# What the task asks:
Write out all of the lines below, exactly and completely.

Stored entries
::::
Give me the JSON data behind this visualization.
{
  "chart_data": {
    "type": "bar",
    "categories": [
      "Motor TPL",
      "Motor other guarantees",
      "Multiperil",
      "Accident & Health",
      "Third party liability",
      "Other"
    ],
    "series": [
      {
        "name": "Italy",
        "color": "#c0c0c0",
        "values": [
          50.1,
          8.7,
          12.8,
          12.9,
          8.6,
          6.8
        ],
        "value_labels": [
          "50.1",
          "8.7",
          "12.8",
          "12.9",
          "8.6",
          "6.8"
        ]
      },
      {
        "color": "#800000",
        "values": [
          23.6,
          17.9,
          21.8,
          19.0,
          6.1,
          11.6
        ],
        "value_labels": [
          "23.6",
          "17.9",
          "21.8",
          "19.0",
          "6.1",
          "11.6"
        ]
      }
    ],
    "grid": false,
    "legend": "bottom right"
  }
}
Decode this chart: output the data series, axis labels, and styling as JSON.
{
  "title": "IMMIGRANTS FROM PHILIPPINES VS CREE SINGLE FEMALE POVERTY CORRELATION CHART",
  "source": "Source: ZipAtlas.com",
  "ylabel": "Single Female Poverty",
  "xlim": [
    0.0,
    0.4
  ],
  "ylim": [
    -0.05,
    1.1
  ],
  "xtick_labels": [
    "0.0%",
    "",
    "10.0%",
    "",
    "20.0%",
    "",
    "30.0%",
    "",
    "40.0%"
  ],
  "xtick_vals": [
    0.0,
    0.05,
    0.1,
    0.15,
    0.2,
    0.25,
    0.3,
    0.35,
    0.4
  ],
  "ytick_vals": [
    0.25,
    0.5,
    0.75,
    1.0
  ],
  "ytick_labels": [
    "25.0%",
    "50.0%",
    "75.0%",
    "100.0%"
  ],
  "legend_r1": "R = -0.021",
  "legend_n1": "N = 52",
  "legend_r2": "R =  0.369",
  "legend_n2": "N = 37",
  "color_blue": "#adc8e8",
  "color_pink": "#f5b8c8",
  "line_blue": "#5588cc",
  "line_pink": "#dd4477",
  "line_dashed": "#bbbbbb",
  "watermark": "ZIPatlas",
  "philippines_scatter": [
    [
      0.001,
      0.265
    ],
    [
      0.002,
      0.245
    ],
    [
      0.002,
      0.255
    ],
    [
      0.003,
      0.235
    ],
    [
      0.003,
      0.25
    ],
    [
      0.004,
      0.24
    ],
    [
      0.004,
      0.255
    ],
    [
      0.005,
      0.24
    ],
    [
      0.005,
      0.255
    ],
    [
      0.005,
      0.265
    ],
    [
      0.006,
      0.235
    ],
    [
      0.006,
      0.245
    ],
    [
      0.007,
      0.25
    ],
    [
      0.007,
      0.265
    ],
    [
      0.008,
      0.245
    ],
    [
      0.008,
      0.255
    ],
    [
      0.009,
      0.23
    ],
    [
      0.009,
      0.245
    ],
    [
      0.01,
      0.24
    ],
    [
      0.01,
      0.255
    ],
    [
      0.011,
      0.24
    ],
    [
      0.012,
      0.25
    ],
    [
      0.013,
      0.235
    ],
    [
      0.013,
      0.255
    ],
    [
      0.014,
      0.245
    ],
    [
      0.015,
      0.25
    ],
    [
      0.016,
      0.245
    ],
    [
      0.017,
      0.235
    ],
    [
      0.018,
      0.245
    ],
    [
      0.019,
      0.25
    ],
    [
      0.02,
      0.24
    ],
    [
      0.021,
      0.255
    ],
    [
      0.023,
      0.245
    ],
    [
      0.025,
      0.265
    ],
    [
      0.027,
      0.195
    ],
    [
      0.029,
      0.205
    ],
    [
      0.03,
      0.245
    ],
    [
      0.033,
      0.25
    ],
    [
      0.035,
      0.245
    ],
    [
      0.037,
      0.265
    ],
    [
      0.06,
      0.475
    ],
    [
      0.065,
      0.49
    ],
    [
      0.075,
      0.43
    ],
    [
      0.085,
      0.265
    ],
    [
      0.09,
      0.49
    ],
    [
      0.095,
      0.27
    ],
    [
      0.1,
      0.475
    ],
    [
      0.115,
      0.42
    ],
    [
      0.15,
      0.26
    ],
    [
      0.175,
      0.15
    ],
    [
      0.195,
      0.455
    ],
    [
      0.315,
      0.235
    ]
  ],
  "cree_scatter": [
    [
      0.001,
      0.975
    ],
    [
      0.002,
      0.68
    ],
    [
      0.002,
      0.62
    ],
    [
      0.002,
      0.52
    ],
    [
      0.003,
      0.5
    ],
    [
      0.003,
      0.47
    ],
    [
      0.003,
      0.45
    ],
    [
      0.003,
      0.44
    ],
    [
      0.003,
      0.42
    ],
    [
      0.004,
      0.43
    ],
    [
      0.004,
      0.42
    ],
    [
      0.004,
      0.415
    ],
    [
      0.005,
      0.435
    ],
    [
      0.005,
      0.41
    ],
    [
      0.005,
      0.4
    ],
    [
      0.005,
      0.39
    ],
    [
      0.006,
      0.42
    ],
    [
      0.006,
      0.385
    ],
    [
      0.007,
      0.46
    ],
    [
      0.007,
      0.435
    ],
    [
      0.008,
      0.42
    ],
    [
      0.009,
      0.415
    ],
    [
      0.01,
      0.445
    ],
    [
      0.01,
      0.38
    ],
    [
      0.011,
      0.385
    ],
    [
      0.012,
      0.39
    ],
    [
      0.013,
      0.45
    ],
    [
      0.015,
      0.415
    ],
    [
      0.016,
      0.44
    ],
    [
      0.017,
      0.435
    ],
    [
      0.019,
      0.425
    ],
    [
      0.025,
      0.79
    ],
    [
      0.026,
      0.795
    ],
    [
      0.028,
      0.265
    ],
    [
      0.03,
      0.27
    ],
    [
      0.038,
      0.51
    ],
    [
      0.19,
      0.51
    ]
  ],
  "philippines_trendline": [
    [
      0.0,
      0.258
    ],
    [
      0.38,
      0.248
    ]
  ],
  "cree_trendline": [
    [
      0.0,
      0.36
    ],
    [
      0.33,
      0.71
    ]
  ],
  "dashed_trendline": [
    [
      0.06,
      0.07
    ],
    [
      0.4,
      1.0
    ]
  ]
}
::::
# Output for this task:
Give me the JSON data behind this visualization.
{
  "chart_data": {
    "type": "bar",
    "categories": [
      "Motor TPL",
      "Motor other guarantees",
      "Multiperil",
      "Accident & Health",
      "Third party liability",
      "Other"
    ],
    "series": [
      {
        "name": "Italy",
        "color": "#c0c0c0",
        "values": [
          50.1,
          8.7,
          12.8,
          12.9,
          8.6,
          6.8
        ],
        "value_labels": [
          "50.1",
          "8.7",
          "12.8",
          "12.9",
          "8.6",
          "6.8"
        ]
      },
      {
        "color": "#800000",
        "values": [
          23.6,
          17.9,
          21.8,
          19.0,
          6.1,
          11.6
        ],
        "value_labels": [
          "23.6",
          "17.9",
          "21.8",
          "19.0",
          "6.1",
          "11.6"
        ]
      }
    ],
    "grid": false,
    "legend": "bottom right"
  }
}
Decode this chart: output the data series, axis labels, and styling as JSON.
{
  "title": "IMMIGRANTS FROM PHILIPPINES VS CREE SINGLE FEMALE POVERTY CORRELATION CHART",
  "source": "Source: ZipAtlas.com",
  "ylabel": "Single Female Poverty",
  "xlim": [
    0.0,
    0.4
  ],
  "ylim": [
    -0.05,
    1.1
  ],
  "xtick_labels": [
    "0.0%",
    "",
    "10.0%",
    "",
    "20.0%",
    "",
    "30.0%",
    "",
    "40.0%"
  ],
  "xtick_vals": [
    0.0,
    0.05,
    0.1,
    0.15,
    0.2,
    0.25,
    0.3,
    0.35,
    0.4
  ],
  "ytick_vals": [
    0.25,
    0.5,
    0.75,
    1.0
  ],
  "ytick_labels": [
    "25.0%",
    "50.0%",
    "75.0%",
    "100.0%"
  ],
  "legend_r1": "R = -0.021",
  "legend_n1": "N = 52",
  "legend_r2": "R =  0.369",
  "legend_n2": "N = 37",
  "color_blue": "#adc8e8",
  "color_pink": "#f5b8c8",
  "line_blue": "#5588cc",
  "line_pink": "#dd4477",
  "line_dashed": "#bbbbbb",
  "watermark": "ZIPatlas",
  "philippines_scatter": [
    [
      0.001,
      0.265
    ],
    [
      0.002,
      0.245
    ],
    [
      0.002,
      0.255
    ],
    [
      0.003,
      0.235
    ],
    [
      0.003,
      0.25
    ],
    [
      0.004,
      0.24
    ],
    [
      0.004,
      0.255
    ],
    [
      0.005,
      0.24
    ],
    [
      0.005,
      0.255
    ],
    [
      0.005,
      0.265
    ],
    [
      0.006,
      0.235
    ],
    [
      0.006,
      0.245
    ],
    [
      0.007,
      0.25
    ],
    [
      0.007,
      0.265
    ],
    [
      0.008,
      0.245
    ],
    [
      0.008,
      0.255
    ],
    [
      0.009,
      0.23
    ],
    [
      0.009,
      0.245
    ],
    [
      0.01,
      0.24
    ],
    [
      0.01,
      0.255
    ],
    [
      0.011,
      0.24
    ],
    [
      0.012,
      0.25
    ],
    [
      0.013,
      0.235
    ],
    [
      0.013,
      0.255
    ],
    [
      0.014,
      0.245
    ],
    [
      0.015,
      0.25
    ],
    [
      0.016,
      0.245
    ],
    [
      0.017,
      0.235
    ],
    [
      0.018,
      0.245
    ],
    [
      0.019,
      0.25
    ],
    [
      0.02,
      0.24
    ],
    [
      0.021,
      0.255
    ],
    [
      0.023,
      0.245
    ],
    [
      0.025,
      0.265
    ],
    [
      0.027,
      0.195
    ],
    [
      0.029,
      0.205
    ],
    [
      0.03,
      0.245
    ],
    [
      0.033,
      0.25
    ],
    [
      0.035,
      0.245
    ],
    [
      0.037,
      0.265
    ],
    [
      0.06,
      0.475
    ],
    [
      0.065,
      0.49
    ],
    [
      0.075,
      0.43
    ],
    [
      0.085,
      0.265
    ],
    [
      0.09,
      0.49
    ],
    [
      0.095,
      0.27
    ],
    [
      0.1,
      0.475
    ],
    [
      0.115,
      0.42
    ],
    [
      0.15,
      0.26
    ],
    [
      0.175,
      0.15
    ],
    [
      0.195,
      0.455
    ],
    [
      0.315,
      0.235
    ]
  ],
  "cree_scatter": [
    [
      0.001,
      0.975
    ],
    [
      0.002,
      0.68
    ],
    [
      0.002,
      0.62
    ],
    [
      0.002,
      0.52
    ],
    [
      0.003,
      0.5
    ],
    [
      0.003,
      0.47
    ],
    [
      0.003,
      0.45
    ],
    [
      0.003,
      0.44
    ],
    [
      0.003,
      0.42
    ],
    [
      0.004,
      0.43
    ],
    [
      0.004,
      0.42
    ],
    [
      0.004,
      0.415
    ],
    [
      0.005,
      0.435
    ],
    [
      0.005,
      0.41
    ],
    [
      0.005,
      0.4
    ],
    [
      0.005,
      0.39
    ],
    [
      0.006,
      0.42
    ],
    [
      0.006,
      0.385
    ],
    [
      0.007,
      0.46
    ],
    [
      0.007,
      0.435
    ],
    [
      0.008,
      0.42
    ],
    [
      0.009,
      0.415
    ],
    [
      0.01,
      0.445
    ],
    [
      0.01,
      0.38
    ],
    [
      0.011,
      0.385
    ],
    [
      0.012,
      0.39
    ],
    [
      0.013,
      0.45
    ],
    [
      0.015,
      0.415
    ],
    [
      0.016,
      0.44
    ],
    [
      0.017,
      0.435
    ],
    [
      0.019,
      0.425
    ],
    [
      0.025,
      0.79
    ],
    [
      0.026,
      0.795
    ],
    [
      0.028,
      0.265
    ],
    [
      0.03,
      0.27
    ],
    [
      0.038,
      0.51
    ],
    [
      0.19,
      0.51
    ]
  ],
  "philippines_trendline": [
    [
      0.0,
      0.258
    ],
    [
      0.38,
      0.248
    ]
  ],
  "cree_trendline": [
    [
      0.0,
      0.36
    ],
    [
      0.33,
      0.71
    ]
  ],
  "dashed_trendline": [
    [
      0.06,
      0.07
    ],
    [
      0.4,
      1.0
    ]
  ]
}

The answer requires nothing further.